------ DATASET ROWS ------

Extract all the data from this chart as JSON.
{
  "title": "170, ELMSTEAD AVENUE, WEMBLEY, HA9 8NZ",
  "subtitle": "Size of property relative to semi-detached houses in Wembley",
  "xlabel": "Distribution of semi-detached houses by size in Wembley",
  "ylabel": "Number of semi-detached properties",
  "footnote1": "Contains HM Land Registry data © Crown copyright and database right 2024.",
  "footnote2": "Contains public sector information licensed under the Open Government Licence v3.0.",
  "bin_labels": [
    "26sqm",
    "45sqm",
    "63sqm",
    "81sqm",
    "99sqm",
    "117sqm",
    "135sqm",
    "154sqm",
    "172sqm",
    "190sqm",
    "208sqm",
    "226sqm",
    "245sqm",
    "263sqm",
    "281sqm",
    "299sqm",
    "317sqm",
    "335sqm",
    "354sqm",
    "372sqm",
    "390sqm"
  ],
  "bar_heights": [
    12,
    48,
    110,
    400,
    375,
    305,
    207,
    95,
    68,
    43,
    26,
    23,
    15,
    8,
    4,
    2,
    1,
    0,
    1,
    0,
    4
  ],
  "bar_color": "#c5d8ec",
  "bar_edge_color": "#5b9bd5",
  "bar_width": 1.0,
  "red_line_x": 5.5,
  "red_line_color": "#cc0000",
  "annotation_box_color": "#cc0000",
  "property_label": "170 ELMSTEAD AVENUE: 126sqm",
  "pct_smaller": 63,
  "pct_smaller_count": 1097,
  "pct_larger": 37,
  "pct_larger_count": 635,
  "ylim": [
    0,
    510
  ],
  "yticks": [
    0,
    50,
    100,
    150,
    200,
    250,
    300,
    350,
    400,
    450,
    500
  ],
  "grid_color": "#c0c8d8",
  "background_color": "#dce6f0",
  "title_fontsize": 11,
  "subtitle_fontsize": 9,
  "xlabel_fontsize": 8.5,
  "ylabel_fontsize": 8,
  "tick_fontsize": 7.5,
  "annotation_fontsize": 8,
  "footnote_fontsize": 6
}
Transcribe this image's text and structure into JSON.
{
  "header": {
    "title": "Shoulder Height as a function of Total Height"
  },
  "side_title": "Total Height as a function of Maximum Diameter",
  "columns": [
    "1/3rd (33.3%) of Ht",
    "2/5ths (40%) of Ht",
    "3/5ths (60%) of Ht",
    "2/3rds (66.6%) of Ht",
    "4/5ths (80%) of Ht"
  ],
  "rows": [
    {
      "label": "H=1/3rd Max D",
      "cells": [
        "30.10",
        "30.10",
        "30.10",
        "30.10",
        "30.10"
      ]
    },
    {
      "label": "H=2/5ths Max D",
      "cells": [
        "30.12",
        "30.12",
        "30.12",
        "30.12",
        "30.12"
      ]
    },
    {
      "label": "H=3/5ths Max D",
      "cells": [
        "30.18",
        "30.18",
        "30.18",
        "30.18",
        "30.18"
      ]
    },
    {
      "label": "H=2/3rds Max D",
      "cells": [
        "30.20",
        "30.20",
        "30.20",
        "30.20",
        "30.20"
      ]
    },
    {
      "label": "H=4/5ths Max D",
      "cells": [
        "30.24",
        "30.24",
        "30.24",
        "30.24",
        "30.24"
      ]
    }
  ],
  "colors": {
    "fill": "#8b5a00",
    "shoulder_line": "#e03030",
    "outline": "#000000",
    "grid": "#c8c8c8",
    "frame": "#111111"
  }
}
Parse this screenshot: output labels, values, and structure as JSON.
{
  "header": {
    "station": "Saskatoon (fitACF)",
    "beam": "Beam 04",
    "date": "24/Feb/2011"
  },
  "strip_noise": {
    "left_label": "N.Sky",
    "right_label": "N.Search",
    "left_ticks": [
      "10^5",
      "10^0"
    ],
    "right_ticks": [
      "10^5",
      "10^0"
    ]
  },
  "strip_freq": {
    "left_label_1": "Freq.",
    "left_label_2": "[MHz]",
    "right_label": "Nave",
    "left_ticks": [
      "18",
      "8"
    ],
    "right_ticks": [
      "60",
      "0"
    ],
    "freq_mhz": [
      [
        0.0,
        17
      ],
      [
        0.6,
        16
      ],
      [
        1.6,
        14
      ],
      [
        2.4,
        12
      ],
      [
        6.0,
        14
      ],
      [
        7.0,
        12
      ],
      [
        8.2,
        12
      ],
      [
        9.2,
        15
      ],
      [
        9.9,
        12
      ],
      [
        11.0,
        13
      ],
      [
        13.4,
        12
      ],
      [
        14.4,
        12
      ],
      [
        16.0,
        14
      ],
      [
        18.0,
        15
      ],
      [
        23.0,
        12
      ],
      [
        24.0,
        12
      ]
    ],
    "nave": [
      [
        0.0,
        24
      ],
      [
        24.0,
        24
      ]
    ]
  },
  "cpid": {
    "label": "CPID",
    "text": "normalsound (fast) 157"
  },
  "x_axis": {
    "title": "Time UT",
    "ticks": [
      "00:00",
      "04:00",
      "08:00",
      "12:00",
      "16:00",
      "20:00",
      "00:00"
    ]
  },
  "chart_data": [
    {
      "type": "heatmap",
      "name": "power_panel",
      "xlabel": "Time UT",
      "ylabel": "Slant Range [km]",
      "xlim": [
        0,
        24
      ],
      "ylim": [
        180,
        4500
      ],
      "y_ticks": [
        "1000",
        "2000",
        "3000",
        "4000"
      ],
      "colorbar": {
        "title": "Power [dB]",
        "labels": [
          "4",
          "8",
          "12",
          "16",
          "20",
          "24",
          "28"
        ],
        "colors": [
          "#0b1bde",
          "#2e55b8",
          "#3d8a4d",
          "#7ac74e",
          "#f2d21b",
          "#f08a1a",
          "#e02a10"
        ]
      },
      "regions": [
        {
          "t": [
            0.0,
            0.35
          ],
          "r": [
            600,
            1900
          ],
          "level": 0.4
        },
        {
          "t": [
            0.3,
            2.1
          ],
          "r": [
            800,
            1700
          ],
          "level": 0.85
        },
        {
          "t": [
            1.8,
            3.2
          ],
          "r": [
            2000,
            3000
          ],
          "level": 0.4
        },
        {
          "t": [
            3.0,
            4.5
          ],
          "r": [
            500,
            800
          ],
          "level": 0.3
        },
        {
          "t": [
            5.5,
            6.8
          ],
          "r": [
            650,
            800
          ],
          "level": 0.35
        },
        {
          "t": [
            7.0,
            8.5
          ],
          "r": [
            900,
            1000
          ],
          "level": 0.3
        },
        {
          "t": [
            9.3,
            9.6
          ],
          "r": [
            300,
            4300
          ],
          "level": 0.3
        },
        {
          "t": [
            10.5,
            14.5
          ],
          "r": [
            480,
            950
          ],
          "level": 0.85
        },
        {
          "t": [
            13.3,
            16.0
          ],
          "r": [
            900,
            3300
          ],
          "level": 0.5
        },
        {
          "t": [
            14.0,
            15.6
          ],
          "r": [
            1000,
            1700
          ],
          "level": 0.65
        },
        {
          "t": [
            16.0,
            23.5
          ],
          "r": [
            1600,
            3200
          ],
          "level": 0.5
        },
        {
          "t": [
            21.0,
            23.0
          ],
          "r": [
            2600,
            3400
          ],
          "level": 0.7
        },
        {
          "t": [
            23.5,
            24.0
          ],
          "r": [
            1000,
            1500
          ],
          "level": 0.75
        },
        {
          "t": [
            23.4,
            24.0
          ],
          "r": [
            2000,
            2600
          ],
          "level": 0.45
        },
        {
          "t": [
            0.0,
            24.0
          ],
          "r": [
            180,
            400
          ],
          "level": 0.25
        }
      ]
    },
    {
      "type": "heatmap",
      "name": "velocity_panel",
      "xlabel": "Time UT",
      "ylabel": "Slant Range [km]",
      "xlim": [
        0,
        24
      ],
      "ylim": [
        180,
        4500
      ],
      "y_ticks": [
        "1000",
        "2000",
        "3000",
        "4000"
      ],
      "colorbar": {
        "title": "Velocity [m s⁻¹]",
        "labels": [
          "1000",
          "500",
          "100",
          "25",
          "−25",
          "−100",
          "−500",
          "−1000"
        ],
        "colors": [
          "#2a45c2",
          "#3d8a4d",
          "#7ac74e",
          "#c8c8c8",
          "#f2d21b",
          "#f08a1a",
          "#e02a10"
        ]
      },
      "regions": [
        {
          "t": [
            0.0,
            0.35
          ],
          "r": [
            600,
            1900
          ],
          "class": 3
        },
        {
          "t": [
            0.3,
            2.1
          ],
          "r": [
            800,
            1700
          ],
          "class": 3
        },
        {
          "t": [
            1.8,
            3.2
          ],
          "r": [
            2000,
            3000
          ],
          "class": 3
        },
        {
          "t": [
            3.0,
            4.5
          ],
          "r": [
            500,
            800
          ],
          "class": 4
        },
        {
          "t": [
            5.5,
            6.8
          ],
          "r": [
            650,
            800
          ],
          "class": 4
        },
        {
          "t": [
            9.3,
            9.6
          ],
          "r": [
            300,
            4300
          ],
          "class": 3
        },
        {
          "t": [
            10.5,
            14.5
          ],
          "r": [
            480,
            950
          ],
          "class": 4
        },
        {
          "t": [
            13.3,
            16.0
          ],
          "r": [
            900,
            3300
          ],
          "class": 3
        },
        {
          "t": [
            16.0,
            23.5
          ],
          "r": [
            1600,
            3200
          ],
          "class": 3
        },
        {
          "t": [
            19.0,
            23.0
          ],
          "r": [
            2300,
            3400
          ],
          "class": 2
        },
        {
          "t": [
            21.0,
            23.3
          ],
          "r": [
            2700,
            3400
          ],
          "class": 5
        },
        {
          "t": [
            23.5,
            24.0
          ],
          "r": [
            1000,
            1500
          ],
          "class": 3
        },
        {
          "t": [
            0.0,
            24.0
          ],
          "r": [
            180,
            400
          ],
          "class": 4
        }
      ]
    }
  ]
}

------

DIRECTIONS FOR THIS TASK
Search the records for the word "name". Copy every line that has it.

SOLUTION FOR THIS EXERCISE
      "name": "power_panel",
      "name": "velocity_panel",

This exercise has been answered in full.